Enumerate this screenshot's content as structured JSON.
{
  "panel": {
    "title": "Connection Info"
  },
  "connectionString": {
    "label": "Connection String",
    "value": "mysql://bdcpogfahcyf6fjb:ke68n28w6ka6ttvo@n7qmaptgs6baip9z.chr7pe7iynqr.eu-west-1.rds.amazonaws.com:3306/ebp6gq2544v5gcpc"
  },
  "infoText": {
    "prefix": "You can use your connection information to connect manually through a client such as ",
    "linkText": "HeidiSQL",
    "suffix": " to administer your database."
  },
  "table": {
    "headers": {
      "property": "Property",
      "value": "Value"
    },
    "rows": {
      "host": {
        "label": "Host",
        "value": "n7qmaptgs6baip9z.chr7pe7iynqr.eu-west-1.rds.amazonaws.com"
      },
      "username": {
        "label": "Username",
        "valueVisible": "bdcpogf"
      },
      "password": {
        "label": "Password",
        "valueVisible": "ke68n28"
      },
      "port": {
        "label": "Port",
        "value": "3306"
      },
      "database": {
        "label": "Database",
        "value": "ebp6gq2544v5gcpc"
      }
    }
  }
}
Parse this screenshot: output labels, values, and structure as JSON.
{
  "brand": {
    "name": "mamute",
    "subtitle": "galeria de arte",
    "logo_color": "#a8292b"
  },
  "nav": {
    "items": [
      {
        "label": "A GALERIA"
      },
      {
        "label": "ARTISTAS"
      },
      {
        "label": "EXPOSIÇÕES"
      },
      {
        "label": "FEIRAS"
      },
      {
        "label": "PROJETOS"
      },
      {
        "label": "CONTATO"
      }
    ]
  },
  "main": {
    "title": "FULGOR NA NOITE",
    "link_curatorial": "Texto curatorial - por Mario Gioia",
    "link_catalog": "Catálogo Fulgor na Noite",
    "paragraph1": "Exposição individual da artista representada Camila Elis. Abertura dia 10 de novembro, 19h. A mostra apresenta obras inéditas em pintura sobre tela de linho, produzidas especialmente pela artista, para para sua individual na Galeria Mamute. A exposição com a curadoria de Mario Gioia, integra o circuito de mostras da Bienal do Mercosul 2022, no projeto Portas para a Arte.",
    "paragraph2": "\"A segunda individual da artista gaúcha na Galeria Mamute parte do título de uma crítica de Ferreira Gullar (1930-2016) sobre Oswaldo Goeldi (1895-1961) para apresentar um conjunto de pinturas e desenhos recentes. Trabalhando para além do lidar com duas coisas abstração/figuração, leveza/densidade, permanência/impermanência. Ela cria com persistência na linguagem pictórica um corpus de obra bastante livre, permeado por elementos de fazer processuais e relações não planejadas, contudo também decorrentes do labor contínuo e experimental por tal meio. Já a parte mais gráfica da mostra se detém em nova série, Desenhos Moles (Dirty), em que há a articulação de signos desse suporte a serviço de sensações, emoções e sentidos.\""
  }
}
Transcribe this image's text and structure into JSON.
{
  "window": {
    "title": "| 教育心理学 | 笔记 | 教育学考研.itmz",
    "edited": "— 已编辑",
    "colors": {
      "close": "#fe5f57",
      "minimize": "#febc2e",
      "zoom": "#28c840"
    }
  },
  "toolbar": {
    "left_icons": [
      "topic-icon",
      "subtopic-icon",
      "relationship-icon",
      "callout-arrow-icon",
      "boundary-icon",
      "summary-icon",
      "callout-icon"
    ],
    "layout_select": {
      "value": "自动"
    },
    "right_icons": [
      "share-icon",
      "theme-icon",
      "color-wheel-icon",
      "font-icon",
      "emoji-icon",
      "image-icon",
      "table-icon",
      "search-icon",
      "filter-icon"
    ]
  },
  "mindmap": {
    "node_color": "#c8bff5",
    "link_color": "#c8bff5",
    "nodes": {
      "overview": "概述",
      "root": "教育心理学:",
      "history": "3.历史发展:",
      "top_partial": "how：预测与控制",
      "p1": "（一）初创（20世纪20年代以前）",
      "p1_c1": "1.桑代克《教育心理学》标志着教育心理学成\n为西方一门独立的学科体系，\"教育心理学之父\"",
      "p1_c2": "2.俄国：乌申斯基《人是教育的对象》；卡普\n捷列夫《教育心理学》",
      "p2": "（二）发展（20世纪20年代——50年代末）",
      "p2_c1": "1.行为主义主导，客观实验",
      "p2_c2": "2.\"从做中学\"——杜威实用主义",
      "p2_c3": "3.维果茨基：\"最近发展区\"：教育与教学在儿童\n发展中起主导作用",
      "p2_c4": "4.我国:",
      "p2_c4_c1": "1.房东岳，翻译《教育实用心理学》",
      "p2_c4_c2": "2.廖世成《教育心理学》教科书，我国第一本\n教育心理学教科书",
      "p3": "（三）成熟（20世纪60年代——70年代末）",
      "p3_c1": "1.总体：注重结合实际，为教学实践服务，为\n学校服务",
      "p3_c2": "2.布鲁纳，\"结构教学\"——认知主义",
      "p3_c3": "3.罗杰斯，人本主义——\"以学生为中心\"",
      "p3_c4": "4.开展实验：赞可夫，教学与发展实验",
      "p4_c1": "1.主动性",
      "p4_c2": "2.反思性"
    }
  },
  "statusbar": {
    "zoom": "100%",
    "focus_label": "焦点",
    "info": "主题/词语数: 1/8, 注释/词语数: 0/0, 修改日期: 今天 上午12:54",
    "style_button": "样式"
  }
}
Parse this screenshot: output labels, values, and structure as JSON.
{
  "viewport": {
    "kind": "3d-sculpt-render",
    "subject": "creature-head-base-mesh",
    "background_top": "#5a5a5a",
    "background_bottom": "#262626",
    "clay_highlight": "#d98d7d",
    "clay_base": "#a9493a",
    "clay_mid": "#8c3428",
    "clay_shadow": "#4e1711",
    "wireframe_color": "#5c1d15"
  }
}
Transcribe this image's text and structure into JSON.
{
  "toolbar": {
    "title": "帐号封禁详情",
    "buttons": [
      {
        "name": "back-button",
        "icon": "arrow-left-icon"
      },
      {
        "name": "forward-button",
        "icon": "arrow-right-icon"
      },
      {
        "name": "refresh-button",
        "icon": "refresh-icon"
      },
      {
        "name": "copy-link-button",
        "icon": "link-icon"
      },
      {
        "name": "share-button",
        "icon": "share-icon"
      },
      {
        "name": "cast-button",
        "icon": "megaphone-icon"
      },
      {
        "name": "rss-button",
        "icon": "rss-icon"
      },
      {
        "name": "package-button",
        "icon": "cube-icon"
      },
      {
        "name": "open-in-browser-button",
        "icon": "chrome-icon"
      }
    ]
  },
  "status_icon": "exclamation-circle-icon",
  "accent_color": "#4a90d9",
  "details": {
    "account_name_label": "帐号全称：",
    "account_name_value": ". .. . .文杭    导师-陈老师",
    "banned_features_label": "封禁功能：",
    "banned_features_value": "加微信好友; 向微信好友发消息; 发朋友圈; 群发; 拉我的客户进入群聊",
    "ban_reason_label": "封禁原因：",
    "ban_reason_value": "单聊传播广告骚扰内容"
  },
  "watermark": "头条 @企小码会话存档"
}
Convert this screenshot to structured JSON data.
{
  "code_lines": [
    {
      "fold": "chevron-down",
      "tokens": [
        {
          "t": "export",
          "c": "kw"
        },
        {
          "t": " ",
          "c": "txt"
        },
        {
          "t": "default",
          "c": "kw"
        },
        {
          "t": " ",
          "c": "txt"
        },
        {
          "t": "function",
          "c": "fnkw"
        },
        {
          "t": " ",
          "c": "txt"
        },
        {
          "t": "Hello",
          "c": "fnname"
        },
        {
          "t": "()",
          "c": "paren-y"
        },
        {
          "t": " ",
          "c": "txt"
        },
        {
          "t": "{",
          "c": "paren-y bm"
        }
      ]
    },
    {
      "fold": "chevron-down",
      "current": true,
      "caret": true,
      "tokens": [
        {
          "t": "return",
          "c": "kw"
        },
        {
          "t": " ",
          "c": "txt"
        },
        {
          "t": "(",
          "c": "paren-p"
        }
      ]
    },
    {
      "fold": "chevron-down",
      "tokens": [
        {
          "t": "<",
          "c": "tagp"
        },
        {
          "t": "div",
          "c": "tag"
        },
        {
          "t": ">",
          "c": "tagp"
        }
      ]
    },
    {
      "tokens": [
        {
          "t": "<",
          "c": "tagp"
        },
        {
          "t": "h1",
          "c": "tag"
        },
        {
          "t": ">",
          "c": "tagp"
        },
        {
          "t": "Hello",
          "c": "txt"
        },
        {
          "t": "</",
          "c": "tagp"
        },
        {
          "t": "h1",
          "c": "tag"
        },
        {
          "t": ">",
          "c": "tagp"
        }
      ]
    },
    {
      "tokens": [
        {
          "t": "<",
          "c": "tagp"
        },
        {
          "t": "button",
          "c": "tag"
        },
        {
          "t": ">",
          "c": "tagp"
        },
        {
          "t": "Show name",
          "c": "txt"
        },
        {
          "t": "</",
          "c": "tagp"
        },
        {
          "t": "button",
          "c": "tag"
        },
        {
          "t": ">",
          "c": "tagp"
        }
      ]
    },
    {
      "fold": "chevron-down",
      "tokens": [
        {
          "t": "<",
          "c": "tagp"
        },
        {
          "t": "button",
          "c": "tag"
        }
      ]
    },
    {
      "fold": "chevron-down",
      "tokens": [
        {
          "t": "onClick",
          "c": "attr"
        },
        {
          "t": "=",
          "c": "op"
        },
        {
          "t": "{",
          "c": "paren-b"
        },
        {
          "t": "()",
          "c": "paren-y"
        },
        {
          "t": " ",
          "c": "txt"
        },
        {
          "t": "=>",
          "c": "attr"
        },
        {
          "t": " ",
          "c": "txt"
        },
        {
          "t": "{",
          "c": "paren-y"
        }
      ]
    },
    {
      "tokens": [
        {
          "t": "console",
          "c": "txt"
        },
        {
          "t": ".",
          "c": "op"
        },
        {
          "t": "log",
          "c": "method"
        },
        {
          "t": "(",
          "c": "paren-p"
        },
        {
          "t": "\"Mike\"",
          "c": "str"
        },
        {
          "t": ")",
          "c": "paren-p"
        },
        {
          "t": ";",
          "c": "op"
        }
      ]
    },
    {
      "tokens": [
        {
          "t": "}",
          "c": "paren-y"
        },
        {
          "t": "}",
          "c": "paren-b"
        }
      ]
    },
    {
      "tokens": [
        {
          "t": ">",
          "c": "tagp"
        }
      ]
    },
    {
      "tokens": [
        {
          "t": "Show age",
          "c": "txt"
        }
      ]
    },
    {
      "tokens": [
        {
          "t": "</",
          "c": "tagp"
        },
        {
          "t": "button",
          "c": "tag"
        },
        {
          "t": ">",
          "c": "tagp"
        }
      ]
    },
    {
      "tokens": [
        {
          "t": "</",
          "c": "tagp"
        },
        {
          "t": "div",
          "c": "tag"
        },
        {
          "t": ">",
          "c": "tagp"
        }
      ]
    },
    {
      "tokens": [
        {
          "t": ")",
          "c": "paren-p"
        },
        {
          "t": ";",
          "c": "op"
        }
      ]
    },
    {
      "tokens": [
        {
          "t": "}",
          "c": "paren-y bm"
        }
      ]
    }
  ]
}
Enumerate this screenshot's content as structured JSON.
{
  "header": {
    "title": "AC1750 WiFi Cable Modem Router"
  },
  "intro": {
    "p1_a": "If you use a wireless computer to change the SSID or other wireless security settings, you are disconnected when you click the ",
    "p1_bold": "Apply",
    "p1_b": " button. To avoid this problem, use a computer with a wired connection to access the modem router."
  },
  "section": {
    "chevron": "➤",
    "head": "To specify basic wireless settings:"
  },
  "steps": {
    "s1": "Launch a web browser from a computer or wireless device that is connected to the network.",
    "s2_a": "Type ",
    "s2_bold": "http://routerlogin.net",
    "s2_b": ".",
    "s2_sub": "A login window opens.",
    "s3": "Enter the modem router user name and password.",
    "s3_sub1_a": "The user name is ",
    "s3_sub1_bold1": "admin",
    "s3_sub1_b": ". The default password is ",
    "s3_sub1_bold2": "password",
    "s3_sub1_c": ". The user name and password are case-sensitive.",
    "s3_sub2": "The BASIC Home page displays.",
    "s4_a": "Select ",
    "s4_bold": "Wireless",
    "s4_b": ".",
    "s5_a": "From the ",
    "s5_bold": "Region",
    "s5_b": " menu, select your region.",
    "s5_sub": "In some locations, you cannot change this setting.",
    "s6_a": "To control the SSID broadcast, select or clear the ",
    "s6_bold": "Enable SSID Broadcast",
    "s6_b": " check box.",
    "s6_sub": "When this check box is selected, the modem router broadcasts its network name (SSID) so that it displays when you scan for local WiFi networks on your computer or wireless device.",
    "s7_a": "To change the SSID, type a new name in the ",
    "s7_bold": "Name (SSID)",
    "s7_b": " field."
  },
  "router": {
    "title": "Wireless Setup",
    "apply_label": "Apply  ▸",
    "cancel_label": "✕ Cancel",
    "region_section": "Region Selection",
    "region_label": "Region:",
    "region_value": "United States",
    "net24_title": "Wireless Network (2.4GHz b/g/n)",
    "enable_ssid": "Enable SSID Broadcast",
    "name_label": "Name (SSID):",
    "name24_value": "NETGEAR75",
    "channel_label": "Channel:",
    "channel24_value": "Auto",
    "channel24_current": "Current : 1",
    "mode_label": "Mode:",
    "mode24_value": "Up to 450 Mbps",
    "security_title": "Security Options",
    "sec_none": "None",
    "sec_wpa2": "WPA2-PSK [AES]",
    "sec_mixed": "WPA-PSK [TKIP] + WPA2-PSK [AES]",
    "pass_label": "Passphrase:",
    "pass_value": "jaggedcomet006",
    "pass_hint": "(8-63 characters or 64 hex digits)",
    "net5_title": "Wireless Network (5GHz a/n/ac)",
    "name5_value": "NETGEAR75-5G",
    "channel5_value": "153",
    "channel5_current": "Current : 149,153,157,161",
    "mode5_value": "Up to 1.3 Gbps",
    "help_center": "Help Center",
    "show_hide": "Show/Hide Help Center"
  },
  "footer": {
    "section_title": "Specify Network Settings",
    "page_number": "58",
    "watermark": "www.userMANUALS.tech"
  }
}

###

> EXERCISE INSTRUCTIONS
Give the number of lines that hold the word "check" in these records, with nothing added.

> OUTPUT OF THE TASK
2